_Data lines_
####################

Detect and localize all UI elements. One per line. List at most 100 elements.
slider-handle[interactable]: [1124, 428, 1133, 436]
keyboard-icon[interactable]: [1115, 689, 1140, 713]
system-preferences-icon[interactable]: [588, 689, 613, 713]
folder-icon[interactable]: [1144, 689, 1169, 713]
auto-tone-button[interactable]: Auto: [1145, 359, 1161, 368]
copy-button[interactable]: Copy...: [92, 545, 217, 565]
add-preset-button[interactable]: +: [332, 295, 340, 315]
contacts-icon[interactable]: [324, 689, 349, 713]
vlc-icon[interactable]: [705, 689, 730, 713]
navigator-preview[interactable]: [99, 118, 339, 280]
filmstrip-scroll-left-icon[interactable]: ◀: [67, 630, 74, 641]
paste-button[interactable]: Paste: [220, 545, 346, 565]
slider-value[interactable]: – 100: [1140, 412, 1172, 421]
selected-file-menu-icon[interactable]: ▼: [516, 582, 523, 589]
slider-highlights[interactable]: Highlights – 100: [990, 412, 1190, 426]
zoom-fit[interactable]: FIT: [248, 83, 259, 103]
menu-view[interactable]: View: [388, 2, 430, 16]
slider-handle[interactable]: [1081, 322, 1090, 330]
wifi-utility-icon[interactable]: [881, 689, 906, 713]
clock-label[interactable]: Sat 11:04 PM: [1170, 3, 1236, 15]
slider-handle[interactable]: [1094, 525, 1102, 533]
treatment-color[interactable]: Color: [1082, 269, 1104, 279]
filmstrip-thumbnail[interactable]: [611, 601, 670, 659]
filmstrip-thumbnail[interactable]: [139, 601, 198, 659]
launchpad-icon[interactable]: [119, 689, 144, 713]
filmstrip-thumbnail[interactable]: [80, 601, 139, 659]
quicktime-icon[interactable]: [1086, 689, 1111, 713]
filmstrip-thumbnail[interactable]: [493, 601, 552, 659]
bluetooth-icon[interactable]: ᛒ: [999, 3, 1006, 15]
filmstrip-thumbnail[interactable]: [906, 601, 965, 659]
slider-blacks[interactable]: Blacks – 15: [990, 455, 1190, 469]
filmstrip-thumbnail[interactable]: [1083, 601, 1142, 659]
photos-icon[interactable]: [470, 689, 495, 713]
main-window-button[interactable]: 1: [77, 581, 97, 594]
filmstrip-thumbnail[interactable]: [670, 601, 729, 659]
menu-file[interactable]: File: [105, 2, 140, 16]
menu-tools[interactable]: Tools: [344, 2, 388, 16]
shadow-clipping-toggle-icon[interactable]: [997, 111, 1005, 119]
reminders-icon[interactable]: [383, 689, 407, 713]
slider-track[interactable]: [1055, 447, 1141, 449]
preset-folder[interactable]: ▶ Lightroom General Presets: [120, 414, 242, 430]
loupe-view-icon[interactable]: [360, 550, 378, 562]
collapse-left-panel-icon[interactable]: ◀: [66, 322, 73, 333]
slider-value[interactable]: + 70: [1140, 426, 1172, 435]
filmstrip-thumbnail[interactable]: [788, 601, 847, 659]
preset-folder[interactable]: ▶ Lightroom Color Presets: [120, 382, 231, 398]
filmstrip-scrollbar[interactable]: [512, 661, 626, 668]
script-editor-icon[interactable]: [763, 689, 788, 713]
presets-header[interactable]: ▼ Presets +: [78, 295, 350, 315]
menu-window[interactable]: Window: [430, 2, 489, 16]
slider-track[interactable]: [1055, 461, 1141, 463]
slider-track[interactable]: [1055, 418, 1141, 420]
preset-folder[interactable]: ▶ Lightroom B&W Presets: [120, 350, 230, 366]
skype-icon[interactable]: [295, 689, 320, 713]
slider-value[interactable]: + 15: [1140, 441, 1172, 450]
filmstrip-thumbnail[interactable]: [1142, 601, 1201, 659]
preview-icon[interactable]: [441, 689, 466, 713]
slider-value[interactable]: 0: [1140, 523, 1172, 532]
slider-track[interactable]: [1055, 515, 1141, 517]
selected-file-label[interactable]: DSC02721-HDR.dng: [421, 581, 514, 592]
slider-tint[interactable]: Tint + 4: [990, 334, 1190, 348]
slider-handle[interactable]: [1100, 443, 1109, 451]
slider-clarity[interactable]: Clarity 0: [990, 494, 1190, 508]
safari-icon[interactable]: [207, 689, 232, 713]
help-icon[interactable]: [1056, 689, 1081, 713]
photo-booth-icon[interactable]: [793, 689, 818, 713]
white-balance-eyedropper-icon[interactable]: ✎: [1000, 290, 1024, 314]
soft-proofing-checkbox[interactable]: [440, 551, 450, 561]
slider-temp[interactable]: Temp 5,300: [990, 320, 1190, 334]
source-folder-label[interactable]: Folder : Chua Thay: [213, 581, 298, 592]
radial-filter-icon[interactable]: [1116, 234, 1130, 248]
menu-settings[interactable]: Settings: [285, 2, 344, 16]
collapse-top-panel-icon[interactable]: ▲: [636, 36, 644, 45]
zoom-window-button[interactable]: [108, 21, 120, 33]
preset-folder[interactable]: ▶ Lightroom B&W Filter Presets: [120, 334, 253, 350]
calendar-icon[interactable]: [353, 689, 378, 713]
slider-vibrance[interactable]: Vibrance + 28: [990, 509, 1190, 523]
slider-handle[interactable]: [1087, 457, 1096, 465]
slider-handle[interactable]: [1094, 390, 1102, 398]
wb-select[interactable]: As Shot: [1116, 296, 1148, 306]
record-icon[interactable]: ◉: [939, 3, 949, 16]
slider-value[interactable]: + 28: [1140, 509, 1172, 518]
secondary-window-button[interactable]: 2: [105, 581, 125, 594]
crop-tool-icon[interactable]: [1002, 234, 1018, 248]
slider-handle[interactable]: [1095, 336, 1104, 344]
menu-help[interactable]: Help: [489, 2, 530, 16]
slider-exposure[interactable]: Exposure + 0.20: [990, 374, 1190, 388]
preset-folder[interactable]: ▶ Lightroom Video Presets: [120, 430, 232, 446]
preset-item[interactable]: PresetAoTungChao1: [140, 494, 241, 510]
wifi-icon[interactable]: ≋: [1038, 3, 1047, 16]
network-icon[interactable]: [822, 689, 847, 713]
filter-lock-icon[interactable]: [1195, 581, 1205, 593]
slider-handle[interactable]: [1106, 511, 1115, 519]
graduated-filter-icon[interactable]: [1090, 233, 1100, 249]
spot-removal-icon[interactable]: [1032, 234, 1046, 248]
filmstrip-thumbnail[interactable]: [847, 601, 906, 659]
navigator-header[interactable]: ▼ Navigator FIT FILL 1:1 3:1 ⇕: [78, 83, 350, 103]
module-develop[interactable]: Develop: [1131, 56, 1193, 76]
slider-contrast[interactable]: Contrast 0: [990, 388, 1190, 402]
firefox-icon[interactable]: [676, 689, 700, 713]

####################

_What you need to do_
Reproduce the records above, substituting "filmstrip-frame" for every occurrence of "filmstrip-thumbnail" and leaving everything else unchanged.

_Answer for this exercise_
Detect and localize all UI elements. One per line. List at most 100 elements.
slider-handle[interactable]: [1124, 428, 1133, 436]
keyboard-icon[interactable]: [1115, 689, 1140, 713]
system-preferences-icon[interactable]: [588, 689, 613, 713]
folder-icon[interactable]: [1144, 689, 1169, 713]
auto-tone-button[interactable]: Auto: [1145, 359, 1161, 368]
copy-button[interactable]: Copy...: [92, 545, 217, 565]
add-preset-button[interactable]: +: [332, 295, 340, 315]
contacts-icon[interactable]: [324, 689, 349, 713]
vlc-icon[interactable]: [705, 689, 730, 713]
navigator-preview[interactable]: [99, 118, 339, 280]
filmstrip-scroll-left-icon[interactable]: ◀: [67, 630, 74, 641]
paste-button[interactable]: Paste: [220, 545, 346, 565]
slider-value[interactable]: – 100: [1140, 412, 1172, 421]
selected-file-menu-icon[interactable]: ▼: [516, 582, 523, 589]
slider-highlights[interactable]: Highlights – 100: [990, 412, 1190, 426]
zoom-fit[interactable]: FIT: [248, 83, 259, 103]
menu-view[interactable]: View: [388, 2, 430, 16]
slider-handle[interactable]: [1081, 322, 1090, 330]
wifi-utility-icon[interactable]: [881, 689, 906, 713]
clock-label[interactable]: Sat 11:04 PM: [1170, 3, 1236, 15]
slider-handle[interactable]: [1094, 525, 1102, 533]
treatment-color[interactable]: Color: [1082, 269, 1104, 279]
filmstrip-frame[interactable]: [611, 601, 670, 659]
filmstrip-frame[interactable]: [139, 601, 198, 659]
launchpad-icon[interactable]: [119, 689, 144, 713]
filmstrip-frame[interactable]: [80, 601, 139, 659]
quicktime-icon[interactable]: [1086, 689, 1111, 713]
filmstrip-frame[interactable]: [493, 601, 552, 659]
bluetooth-icon[interactable]: ᛒ: [999, 3, 1006, 15]
filmstrip-frame[interactable]: [906, 601, 965, 659]
slider-blacks[interactable]: Blacks – 15: [990, 455, 1190, 469]
filmstrip-frame[interactable]: [1083, 601, 1142, 659]
photos-icon[interactable]: [470, 689, 495, 713]
main-window-button[interactable]: 1: [77, 581, 97, 594]
filmstrip-frame[interactable]: [670, 601, 729, 659]
menu-file[interactable]: File: [105, 2, 140, 16]
menu-tools[interactable]: Tools: [344, 2, 388, 16]
shadow-clipping-toggle-icon[interactable]: [997, 111, 1005, 119]
reminders-icon[interactable]: [383, 689, 407, 713]
slider-track[interactable]: [1055, 447, 1141, 449]
preset-folder[interactable]: ▶ Lightroom General Presets: [120, 414, 242, 430]
loupe-view-icon[interactable]: [360, 550, 378, 562]
collapse-left-panel-icon[interactable]: ◀: [66, 322, 73, 333]
slider-value[interactable]: + 70: [1140, 426, 1172, 435]
filmstrip-frame[interactable]: [788, 601, 847, 659]
preset-folder[interactable]: ▶ Lightroom Color Presets: [120, 382, 231, 398]
filmstrip-scrollbar[interactable]: [512, 661, 626, 668]
script-editor-icon[interactable]: [763, 689, 788, 713]
presets-header[interactable]: ▼ Presets +: [78, 295, 350, 315]
menu-window[interactable]: Window: [430, 2, 489, 16]
slider-track[interactable]: [1055, 461, 1141, 463]
slider-track[interactable]: [1055, 418, 1141, 420]
preset-folder[interactable]: ▶ Lightroom B&W Presets: [120, 350, 230, 366]
skype-icon[interactable]: [295, 689, 320, 713]
slider-value[interactable]: + 15: [1140, 441, 1172, 450]
filmstrip-frame[interactable]: [1142, 601, 1201, 659]
preview-icon[interactable]: [441, 689, 466, 713]
slider-value[interactable]: 0: [1140, 523, 1172, 532]
slider-track[interactable]: [1055, 515, 1141, 517]
selected-file-label[interactable]: DSC02721-HDR.dng: [421, 581, 514, 592]
slider-tint[interactable]: Tint + 4: [990, 334, 1190, 348]
slider-handle[interactable]: [1100, 443, 1109, 451]
slider-clarity[interactable]: Clarity 0: [990, 494, 1190, 508]
safari-icon[interactable]: [207, 689, 232, 713]
help-icon[interactable]: [1056, 689, 1081, 713]
photo-booth-icon[interactable]: [793, 689, 818, 713]
white-balance-eyedropper-icon[interactable]: ✎: [1000, 290, 1024, 314]
soft-proofing-checkbox[interactable]: [440, 551, 450, 561]
slider-temp[interactable]: Temp 5,300: [990, 320, 1190, 334]
source-folder-label[interactable]: Folder : Chua Thay: [213, 581, 298, 592]
radial-filter-icon[interactable]: [1116, 234, 1130, 248]
menu-settings[interactable]: Settings: [285, 2, 344, 16]
collapse-top-panel-icon[interactable]: ▲: [636, 36, 644, 45]
zoom-window-button[interactable]: [108, 21, 120, 33]
preset-folder[interactable]: ▶ Lightroom B&W Filter Presets: [120, 334, 253, 350]
calendar-icon[interactable]: [353, 689, 378, 713]
slider-vibrance[interactable]: Vibrance + 28: [990, 509, 1190, 523]
slider-handle[interactable]: [1087, 457, 1096, 465]
slider-handle[interactable]: [1094, 390, 1102, 398]
wb-select[interactable]: As Shot: [1116, 296, 1148, 306]
record-icon[interactable]: ◉: [939, 3, 949, 16]
slider-value[interactable]: + 28: [1140, 509, 1172, 518]
secondary-window-button[interactable]: 2: [105, 581, 125, 594]
crop-tool-icon[interactable]: [1002, 234, 1018, 248]
slider-handle[interactable]: [1095, 336, 1104, 344]
menu-help[interactable]: Help: [489, 2, 530, 16]
slider-exposure[interactable]: Exposure + 0.20: [990, 374, 1190, 388]
preset-folder[interactable]: ▶ Lightroom Video Presets: [120, 430, 232, 446]
preset-item[interactable]: PresetAoTungChao1: [140, 494, 241, 510]
wifi-icon[interactable]: ≋: [1038, 3, 1047, 16]
network-icon[interactable]: [822, 689, 847, 713]
filter-lock-icon[interactable]: [1195, 581, 1205, 593]
slider-handle[interactable]: [1106, 511, 1115, 519]
graduated-filter-icon[interactable]: [1090, 233, 1100, 249]
spot-removal-icon[interactable]: [1032, 234, 1046, 248]
filmstrip-frame[interactable]: [847, 601, 906, 659]
navigator-header[interactable]: ▼ Navigator FIT FILL 1:1 3:1 ⇕: [78, 83, 350, 103]
module-develop[interactable]: Develop: [1131, 56, 1193, 76]
slider-contrast[interactable]: Contrast 0: [990, 388, 1190, 402]
firefox-icon[interactable]: [676, 689, 700, 713]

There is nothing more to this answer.